Al-Harits al-Muhasibi berkata, “Muraqabah adalah pengetahuan hati tentang kedekatan Rabb”

Seorang muslim hendaknya selalu merasakan muroqobatullah (merasa selalu dalam pengawasan Allah) setiap saat. Hendaklah dalam hidupnya penuh dengan keyakinan bahwa Allah subhanahu wata’ala senantiasa melihatnya, mengetahui rahasianya, dan Dia Maha Tahu terhadap segala perbuatannya, bahkan sampai pada hal yang sekecil-kecilnya.

Sehingga dengan keyakinan seperti itu, maka jiwanya merasa terliputi dalam pengawasan Allah subhanahu wata’ala, dia akan merasa betah berdzikir kepada-Nya, akan senang melaksana kan keta’atan kepada-Nya dan dia pun akan berpaling dari selain-Nya.

**Baris Data**
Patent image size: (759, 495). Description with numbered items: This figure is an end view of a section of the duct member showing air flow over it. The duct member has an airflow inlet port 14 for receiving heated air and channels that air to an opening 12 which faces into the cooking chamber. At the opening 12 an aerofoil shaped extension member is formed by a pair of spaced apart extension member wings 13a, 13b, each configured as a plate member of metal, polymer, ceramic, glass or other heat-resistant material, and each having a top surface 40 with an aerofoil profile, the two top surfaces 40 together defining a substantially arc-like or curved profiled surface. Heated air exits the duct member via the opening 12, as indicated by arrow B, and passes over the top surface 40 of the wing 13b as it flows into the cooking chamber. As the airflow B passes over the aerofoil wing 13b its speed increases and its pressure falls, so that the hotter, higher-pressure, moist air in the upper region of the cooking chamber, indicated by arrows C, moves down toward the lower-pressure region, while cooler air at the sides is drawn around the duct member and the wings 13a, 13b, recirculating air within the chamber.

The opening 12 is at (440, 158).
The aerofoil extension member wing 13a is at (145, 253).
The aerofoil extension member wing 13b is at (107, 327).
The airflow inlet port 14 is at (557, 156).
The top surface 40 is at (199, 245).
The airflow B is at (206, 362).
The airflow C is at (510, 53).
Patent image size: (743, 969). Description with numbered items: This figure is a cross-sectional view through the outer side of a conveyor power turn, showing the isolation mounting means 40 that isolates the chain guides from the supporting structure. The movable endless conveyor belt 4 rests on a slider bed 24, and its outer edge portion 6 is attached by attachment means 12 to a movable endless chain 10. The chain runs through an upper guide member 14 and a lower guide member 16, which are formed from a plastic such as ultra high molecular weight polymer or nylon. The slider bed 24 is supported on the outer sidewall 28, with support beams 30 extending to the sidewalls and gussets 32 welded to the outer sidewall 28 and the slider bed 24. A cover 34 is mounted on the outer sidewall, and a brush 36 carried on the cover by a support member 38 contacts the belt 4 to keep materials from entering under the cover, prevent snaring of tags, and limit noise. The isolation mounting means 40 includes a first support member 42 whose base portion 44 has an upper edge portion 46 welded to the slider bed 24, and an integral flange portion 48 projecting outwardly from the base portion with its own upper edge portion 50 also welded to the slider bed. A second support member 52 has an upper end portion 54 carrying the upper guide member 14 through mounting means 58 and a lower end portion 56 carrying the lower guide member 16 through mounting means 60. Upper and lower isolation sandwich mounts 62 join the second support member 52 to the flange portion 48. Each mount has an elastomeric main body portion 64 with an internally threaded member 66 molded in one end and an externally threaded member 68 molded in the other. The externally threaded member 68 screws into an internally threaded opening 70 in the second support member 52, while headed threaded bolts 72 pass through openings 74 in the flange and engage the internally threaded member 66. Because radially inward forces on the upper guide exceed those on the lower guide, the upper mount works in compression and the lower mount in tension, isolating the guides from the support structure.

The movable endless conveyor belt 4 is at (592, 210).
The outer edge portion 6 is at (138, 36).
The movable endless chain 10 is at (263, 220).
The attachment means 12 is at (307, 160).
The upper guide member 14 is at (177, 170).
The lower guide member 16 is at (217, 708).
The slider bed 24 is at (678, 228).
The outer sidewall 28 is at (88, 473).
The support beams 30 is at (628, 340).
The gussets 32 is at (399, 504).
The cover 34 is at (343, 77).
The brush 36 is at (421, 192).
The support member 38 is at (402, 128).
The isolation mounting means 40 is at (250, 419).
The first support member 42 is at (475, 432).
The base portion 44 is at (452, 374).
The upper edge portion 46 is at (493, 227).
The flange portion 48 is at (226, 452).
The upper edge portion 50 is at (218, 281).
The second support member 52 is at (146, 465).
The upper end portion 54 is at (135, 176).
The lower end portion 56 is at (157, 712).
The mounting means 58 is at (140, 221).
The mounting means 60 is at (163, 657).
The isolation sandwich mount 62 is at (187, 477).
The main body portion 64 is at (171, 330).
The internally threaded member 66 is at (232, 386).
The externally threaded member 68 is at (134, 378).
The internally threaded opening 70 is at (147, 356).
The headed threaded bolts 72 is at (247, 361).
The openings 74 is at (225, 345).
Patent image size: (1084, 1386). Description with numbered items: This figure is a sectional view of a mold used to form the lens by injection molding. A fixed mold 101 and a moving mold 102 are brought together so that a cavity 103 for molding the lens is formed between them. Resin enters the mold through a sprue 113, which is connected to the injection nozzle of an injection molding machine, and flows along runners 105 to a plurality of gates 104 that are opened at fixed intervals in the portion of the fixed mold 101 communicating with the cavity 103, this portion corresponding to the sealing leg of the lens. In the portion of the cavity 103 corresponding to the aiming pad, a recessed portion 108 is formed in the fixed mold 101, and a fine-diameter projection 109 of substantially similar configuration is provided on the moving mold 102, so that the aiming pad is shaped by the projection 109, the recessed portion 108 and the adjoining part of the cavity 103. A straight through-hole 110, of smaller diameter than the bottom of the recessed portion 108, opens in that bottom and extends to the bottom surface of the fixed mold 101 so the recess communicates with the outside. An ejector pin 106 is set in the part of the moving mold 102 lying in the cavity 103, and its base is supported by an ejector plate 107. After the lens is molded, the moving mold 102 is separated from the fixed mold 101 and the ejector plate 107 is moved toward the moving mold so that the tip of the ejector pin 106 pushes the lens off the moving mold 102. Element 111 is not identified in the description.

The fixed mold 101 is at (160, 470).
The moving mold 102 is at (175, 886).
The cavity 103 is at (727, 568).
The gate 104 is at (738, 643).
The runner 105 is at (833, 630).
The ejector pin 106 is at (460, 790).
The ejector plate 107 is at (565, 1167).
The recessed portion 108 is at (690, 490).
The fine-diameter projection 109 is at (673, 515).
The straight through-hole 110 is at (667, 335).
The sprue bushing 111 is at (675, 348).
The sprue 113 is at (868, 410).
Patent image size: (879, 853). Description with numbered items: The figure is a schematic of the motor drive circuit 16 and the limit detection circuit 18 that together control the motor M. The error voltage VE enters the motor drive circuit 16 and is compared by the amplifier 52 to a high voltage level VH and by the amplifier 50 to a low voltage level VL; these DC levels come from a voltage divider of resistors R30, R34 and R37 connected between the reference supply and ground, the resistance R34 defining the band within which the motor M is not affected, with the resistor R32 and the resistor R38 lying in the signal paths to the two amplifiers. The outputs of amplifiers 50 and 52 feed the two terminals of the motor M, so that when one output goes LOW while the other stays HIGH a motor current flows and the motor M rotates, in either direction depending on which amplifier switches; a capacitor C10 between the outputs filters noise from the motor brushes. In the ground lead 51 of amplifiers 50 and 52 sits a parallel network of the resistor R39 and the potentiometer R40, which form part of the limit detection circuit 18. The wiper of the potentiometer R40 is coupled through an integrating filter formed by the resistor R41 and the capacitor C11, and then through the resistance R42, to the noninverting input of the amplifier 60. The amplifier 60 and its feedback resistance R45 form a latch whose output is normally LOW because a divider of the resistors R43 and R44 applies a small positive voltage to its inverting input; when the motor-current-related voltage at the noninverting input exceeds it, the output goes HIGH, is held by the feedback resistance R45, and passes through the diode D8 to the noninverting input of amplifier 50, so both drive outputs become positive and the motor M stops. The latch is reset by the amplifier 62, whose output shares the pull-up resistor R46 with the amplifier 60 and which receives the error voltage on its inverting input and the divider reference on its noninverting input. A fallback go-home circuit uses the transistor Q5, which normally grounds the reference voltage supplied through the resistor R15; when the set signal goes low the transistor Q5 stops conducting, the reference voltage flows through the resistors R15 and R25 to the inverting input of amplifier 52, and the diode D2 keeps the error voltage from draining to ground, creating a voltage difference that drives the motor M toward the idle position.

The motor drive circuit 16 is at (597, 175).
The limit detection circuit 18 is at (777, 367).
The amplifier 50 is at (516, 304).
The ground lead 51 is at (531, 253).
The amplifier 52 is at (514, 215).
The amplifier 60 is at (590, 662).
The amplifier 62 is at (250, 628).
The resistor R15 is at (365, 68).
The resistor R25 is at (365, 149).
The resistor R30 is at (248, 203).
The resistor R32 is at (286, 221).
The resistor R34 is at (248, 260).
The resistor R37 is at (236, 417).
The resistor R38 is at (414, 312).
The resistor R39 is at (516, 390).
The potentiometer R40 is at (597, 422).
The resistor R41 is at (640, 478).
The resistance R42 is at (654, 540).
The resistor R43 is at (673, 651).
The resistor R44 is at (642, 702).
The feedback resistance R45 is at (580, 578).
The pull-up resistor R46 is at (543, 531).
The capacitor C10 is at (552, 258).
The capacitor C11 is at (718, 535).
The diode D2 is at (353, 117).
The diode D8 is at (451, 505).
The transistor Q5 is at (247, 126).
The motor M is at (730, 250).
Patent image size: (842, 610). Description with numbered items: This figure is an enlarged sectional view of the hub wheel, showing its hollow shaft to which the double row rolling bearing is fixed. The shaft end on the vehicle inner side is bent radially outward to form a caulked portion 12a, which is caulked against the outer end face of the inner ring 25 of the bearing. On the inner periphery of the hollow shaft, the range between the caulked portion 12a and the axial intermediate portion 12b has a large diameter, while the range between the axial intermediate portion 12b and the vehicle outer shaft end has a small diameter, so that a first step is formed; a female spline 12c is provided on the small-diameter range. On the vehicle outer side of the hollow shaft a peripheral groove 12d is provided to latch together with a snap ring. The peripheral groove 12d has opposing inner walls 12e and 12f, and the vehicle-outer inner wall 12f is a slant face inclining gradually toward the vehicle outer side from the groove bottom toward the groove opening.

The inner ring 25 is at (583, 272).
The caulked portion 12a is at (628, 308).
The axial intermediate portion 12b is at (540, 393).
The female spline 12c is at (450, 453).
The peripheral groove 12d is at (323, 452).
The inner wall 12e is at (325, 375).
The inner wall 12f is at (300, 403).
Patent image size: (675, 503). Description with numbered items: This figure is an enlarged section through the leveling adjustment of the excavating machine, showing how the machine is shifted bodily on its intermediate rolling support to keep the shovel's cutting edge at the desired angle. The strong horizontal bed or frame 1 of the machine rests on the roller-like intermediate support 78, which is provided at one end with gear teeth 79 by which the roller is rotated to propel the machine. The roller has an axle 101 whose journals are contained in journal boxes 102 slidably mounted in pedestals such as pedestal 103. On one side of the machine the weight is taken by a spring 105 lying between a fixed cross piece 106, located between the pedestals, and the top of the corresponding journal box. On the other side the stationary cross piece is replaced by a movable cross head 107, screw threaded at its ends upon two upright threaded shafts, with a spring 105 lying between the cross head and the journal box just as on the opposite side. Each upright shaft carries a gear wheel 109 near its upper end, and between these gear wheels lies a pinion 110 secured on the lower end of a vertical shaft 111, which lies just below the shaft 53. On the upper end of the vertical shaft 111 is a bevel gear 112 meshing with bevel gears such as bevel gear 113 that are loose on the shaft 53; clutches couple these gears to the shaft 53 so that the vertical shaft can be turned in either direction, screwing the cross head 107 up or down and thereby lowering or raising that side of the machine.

**Soal Latihan**
1. Kembalikan baris-baris daftar persis seperti aslinya, mulai dari baris pertama daftar sampai dengan baris yang memuat "The airflow C is at (510, 53).".
2. Lanjutkan tulisan tentang muraqabah setelah kalimat terakhirnya.

**Kunci Jawaban**
1.
Patent image size: (759, 495). Description with numbered items: This figure is an end view of a section of the duct member showing air flow over it. The duct member has an airflow inlet port 14 for receiving heated air and channels that air to an opening 12 which faces into the cooking chamber. At the opening 12 an aerofoil shaped extension member is formed by a pair of spaced apart extension member wings 13a, 13b, each configured as a plate member of metal, polymer, ceramic, glass or other heat-resistant material, and each having a top surface 40 with an aerofoil profile, the two top surfaces 40 together defining a substantially arc-like or curved profiled surface. Heated air exits the duct member via the opening 12, as indicated by arrow B, and passes over the top surface 40 of the wing 13b as it flows into the cooking chamber. As the airflow B passes over the aerofoil wing 13b its speed increases and its pressure falls, so that the hotter, higher-pressure, moist air in the upper region of the cooking chamber, indicated by arrows C, moves down toward the lower-pressure region, while cooler air at the sides is drawn around the duct member and the wings 13a, 13b, recirculating air within the chamber.

The opening 12 is at (440, 158).
The aerofoil extension member wing 13a is at (145, 253).
The aerofoil extension member wing 13b is at (107, 327).
The airflow inlet port 14 is at (557, 156).
The top surface 40 is at (199, 245).
The airflow B is at (206, 362).
The airflow C is at (510, 53).

2.
Sifat muraqabah merupakan dasar komitmen seorang muslim pada Islam. Sifat muraqabah merupakan sumber kekuatan seorang muslim di saat sendirian dan di tengah keramaian. Jika terlintas dalam pikirannya untuk melakukan maksiat, maka dia akan segera ingat Allah subhanahu wata’ala, bahwa Dia hadir mengawasinya, lalu dengan serta merta dia akan membuang pikiran ke arah maksiat itu sejauh-jauhnya, agar dirinya terhindar dan terbebas dari perbuatan maksiat tersebut dan dia berazzam untuk tidak mendekatinya lagi. Allah subhanahu wata’ala berfirman, artinya,
“Dan Dia bersama kamu di mana pun kamu berada dan Allah Maha Melihat apa yang kamu perbuat” (QS. Al-Hadid:4)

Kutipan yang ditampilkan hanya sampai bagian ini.